Excerpted records below:
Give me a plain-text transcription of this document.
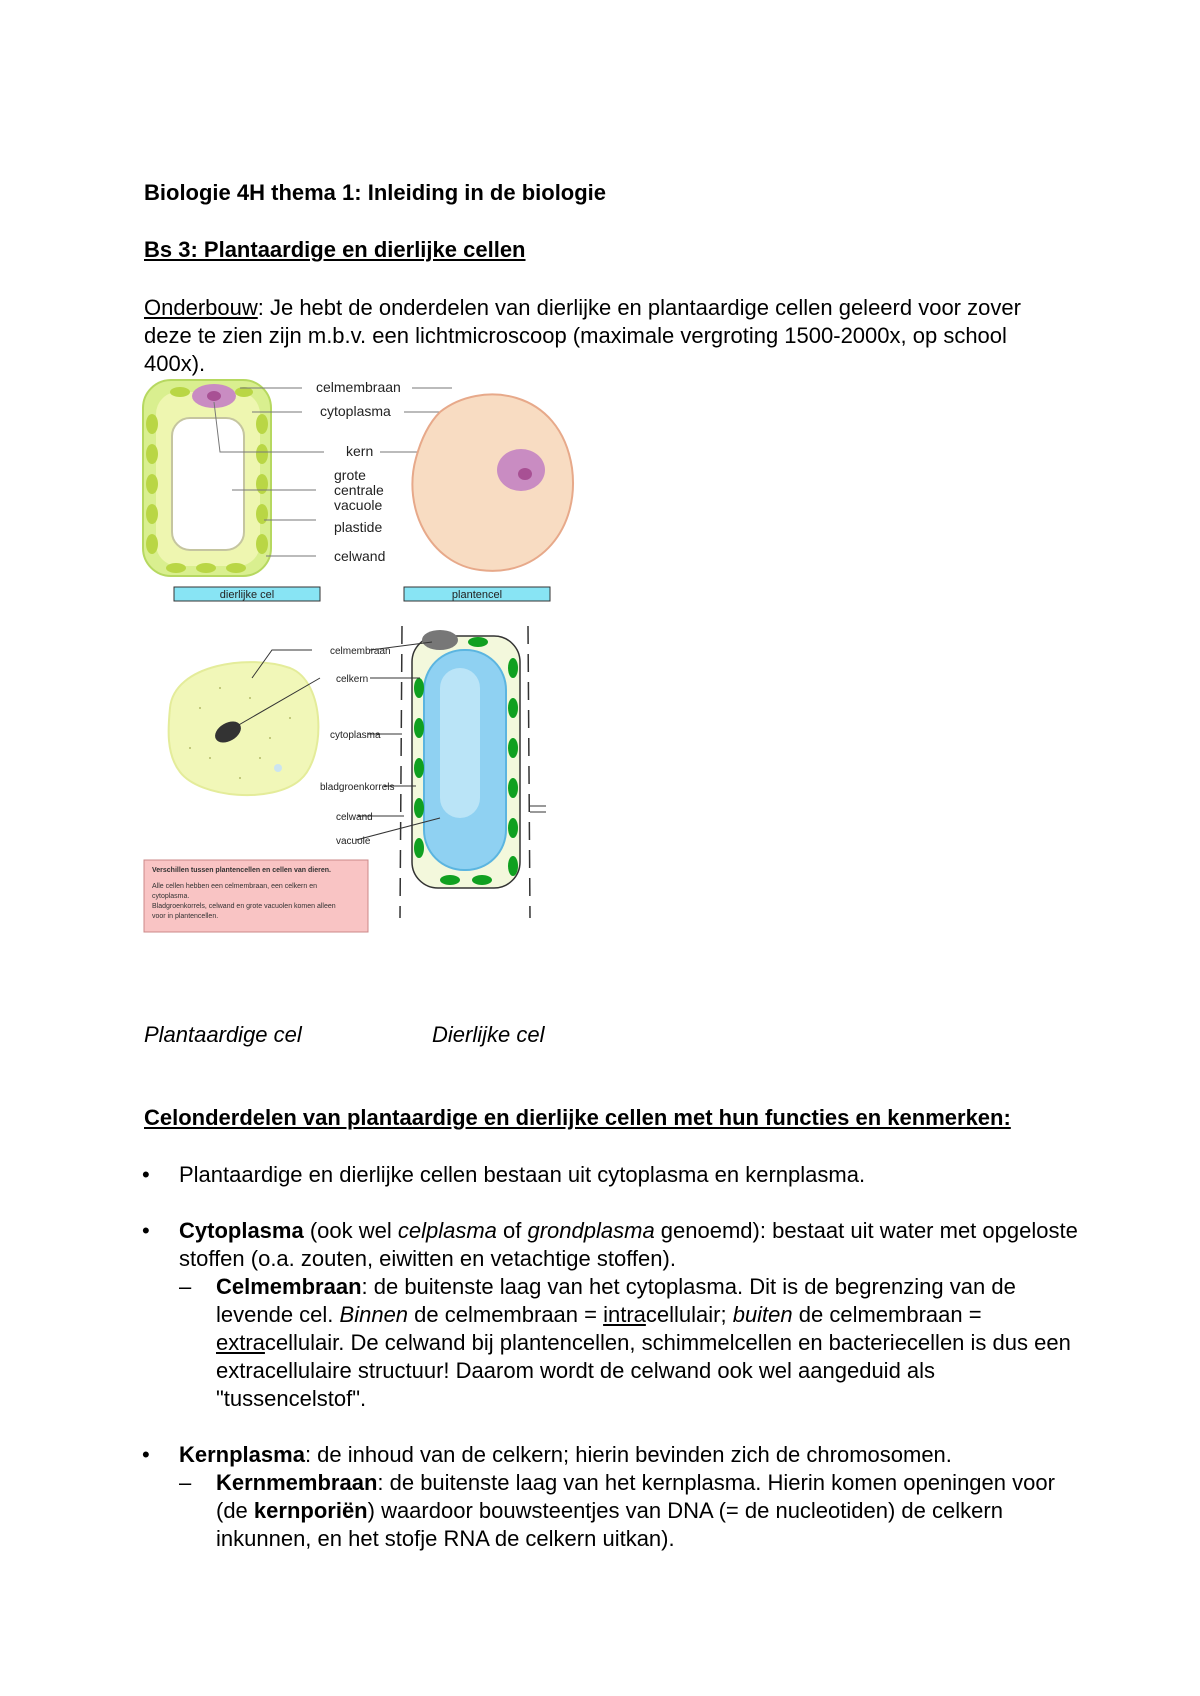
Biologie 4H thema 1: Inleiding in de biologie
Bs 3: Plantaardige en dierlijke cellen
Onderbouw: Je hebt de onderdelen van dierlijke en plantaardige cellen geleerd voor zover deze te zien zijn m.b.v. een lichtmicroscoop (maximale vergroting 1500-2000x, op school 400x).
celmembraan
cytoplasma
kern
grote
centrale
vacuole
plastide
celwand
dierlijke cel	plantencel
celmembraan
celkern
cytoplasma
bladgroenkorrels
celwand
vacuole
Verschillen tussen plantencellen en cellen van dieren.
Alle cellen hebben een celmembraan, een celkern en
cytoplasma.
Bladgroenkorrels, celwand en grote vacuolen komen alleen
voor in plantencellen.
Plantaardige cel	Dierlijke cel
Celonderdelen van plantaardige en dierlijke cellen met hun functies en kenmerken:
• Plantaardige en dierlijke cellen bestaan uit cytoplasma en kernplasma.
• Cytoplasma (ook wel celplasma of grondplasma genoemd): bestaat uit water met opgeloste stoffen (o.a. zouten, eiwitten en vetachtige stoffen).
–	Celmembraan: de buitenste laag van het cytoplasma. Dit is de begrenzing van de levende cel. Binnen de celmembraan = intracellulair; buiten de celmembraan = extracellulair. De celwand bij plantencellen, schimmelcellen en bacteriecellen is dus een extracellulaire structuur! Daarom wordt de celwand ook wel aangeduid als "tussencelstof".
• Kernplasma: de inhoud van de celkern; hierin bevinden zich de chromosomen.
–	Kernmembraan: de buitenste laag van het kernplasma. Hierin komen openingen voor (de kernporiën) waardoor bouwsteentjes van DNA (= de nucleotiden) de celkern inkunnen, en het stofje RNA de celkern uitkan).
End of Excerpted records.
→ Work task:
Lines that include the word "plantencellen" are to be extracted from the data above.

→ Result:
Verschillen tussen plantencellen en cellen van dieren.
voor in plantencellen.
–	Celmembraan: de buitenste laag van het cytoplasma. Dit is de begrenzing van de levende cel. Binnen de celmembraan = intracellulair; buiten de celmembraan = extracellulair. De celwand bij plantencellen, schimmelcellen en bacteriecellen is dus een extracellulaire structuur! Daarom wordt de celwand ook wel aangeduid als "tussencelstof".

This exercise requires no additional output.